__RECORDS FOR PROCESSING__.
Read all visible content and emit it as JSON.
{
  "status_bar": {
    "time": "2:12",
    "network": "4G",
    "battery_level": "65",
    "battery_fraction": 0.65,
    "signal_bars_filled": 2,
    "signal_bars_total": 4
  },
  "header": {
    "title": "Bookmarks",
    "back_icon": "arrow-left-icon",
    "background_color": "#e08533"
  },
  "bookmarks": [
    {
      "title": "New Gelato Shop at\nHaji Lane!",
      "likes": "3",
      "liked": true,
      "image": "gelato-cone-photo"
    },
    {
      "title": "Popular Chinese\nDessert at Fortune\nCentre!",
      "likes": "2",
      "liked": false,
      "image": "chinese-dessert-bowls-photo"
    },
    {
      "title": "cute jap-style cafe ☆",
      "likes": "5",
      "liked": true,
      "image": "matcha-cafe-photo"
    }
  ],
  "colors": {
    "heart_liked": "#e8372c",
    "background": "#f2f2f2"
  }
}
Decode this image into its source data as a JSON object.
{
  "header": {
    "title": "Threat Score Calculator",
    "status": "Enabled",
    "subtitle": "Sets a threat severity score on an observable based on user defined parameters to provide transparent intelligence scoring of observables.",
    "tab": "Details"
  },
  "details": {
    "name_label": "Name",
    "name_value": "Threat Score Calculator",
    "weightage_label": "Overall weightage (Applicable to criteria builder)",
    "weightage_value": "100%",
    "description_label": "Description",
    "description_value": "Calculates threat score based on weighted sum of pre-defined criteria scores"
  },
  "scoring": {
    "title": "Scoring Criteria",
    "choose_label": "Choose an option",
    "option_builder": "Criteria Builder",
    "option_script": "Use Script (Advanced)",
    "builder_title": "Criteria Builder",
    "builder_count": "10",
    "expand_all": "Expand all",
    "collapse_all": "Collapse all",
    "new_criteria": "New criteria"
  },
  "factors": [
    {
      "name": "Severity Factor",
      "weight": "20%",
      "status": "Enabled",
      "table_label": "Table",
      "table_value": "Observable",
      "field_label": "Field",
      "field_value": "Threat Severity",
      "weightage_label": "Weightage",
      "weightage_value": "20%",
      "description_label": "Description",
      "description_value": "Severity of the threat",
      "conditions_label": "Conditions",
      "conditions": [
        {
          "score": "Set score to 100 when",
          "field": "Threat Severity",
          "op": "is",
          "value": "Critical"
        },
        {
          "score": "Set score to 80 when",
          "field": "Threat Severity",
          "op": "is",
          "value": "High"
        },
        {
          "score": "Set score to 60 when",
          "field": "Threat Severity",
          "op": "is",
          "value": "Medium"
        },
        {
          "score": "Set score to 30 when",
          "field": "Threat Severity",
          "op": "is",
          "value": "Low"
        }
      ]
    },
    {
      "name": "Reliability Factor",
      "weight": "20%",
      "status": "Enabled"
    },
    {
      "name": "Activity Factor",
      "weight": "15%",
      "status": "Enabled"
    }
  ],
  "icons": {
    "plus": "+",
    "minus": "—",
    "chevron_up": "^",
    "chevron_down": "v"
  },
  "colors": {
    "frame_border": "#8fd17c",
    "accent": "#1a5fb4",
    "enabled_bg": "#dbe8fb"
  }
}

__INSTRUCTION__. From the data above, copy each line where the string "image" appears.

__WRITTEN ANSWER__.
      "image": "gelato-cone-photo"
      "image": "chinese-dessert-bowls-photo"
      "image": "matcha-cafe-photo"
Decode this image into its source data as a JSON object.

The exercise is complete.